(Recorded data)
================
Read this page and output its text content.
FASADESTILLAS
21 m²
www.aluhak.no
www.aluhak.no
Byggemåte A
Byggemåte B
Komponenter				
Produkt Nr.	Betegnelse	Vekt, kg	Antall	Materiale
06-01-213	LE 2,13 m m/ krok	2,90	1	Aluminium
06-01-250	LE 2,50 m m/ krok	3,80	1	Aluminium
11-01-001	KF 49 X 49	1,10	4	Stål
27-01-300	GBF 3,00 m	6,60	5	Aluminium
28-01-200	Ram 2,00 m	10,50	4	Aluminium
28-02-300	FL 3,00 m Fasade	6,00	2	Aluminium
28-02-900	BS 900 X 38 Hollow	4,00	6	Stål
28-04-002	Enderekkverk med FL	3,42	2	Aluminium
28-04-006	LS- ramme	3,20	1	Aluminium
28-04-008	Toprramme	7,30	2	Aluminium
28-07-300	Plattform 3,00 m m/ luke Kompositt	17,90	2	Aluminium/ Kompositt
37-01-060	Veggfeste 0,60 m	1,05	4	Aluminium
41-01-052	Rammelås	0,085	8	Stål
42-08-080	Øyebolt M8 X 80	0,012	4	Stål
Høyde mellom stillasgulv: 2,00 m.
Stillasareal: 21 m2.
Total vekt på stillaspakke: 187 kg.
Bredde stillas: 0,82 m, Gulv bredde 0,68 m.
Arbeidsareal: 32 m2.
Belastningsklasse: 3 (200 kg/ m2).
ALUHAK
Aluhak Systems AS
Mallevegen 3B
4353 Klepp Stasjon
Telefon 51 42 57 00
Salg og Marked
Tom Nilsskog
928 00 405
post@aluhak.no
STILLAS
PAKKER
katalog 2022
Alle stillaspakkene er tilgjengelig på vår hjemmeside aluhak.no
================
### Exercise goal
Can you reproduce all the material exactly?

### Exercise output
Read this page and output its text content.
FASADESTILLAS
21 m²
www.aluhak.no
www.aluhak.no
Byggemåte A
Byggemåte B
Komponenter				
Produkt Nr.	Betegnelse	Vekt, kg	Antall	Materiale
06-01-213	LE 2,13 m m/ krok	2,90	1	Aluminium
06-01-250	LE 2,50 m m/ krok	3,80	1	Aluminium
11-01-001	KF 49 X 49	1,10	4	Stål
27-01-300	GBF 3,00 m	6,60	5	Aluminium
28-01-200	Ram 2,00 m	10,50	4	Aluminium
28-02-300	FL 3,00 m Fasade	6,00	2	Aluminium
28-02-900	BS 900 X 38 Hollow	4,00	6	Stål
28-04-002	Enderekkverk med FL	3,42	2	Aluminium
28-04-006	LS- ramme	3,20	1	Aluminium
28-04-008	Toprramme	7,30	2	Aluminium
28-07-300	Plattform 3,00 m m/ luke Kompositt	17,90	2	Aluminium/ Kompositt
37-01-060	Veggfeste 0,60 m	1,05	4	Aluminium
41-01-052	Rammelås	0,085	8	Stål
42-08-080	Øyebolt M8 X 80	0,012	4	Stål
Høyde mellom stillasgulv: 2,00 m.
Stillasareal: 21 m2.
Total vekt på stillaspakke: 187 kg.
Bredde stillas: 0,82 m, Gulv bredde 0,68 m.
Arbeidsareal: 32 m2.
Belastningsklasse: 3 (200 kg/ m2).
ALUHAK
Aluhak Systems AS
Mallevegen 3B
4353 Klepp Stasjon
Telefon 51 42 57 00
Salg og Marked
Tom Nilsskog
928 00 405
post@aluhak.no
STILLAS
PAKKER
katalog 2022
Alle stillaspakkene er tilgjengelig på vår hjemmeside aluhak.no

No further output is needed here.